## [Exercise directions]
Search the entries below. Return every line that has "phone" in it.

## [Given data]
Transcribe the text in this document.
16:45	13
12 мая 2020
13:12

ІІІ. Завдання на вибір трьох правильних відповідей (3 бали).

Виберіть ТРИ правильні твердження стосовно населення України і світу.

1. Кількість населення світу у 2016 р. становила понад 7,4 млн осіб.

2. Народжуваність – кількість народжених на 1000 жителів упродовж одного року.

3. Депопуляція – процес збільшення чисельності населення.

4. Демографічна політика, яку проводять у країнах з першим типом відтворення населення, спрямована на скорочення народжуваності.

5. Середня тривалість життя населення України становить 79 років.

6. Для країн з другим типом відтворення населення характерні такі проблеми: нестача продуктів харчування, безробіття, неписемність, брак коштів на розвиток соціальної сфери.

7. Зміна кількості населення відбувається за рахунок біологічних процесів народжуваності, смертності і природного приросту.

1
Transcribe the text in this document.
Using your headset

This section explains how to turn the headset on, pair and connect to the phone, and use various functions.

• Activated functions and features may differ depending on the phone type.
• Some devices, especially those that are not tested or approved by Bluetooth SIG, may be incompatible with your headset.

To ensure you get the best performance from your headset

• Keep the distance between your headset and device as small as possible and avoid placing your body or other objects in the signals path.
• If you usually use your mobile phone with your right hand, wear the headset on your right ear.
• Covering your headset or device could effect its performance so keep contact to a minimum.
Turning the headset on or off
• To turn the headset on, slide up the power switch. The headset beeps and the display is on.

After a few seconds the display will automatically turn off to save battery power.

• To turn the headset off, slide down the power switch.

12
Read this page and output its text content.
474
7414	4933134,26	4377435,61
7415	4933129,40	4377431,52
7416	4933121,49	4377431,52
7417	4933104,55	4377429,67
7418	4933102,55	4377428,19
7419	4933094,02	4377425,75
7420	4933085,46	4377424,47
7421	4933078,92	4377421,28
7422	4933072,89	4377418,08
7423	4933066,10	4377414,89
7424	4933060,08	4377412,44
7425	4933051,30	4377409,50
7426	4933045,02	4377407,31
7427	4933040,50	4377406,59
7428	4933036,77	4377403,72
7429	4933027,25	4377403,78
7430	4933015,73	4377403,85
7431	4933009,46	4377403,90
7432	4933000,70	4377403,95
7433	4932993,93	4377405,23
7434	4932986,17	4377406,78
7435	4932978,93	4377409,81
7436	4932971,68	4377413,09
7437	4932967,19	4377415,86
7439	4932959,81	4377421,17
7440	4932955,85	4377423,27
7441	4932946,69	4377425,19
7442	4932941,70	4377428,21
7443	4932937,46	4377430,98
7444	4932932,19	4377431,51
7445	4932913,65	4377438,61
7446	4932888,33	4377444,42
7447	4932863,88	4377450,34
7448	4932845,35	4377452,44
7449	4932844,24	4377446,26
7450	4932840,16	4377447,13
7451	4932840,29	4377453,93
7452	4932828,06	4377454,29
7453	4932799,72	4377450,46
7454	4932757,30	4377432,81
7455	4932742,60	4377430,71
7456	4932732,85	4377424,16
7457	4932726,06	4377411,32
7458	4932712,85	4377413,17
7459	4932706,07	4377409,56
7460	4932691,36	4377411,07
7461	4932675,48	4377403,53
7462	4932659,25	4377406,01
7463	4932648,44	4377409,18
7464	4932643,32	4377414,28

## [Exercise response]
This section explains how to turn the headset on, pair and connect to the phone, and use various functions.
• Activated functions and features may differ depending on the phone type.
• If you usually use your mobile phone with your right hand, wear the headset on your right ear.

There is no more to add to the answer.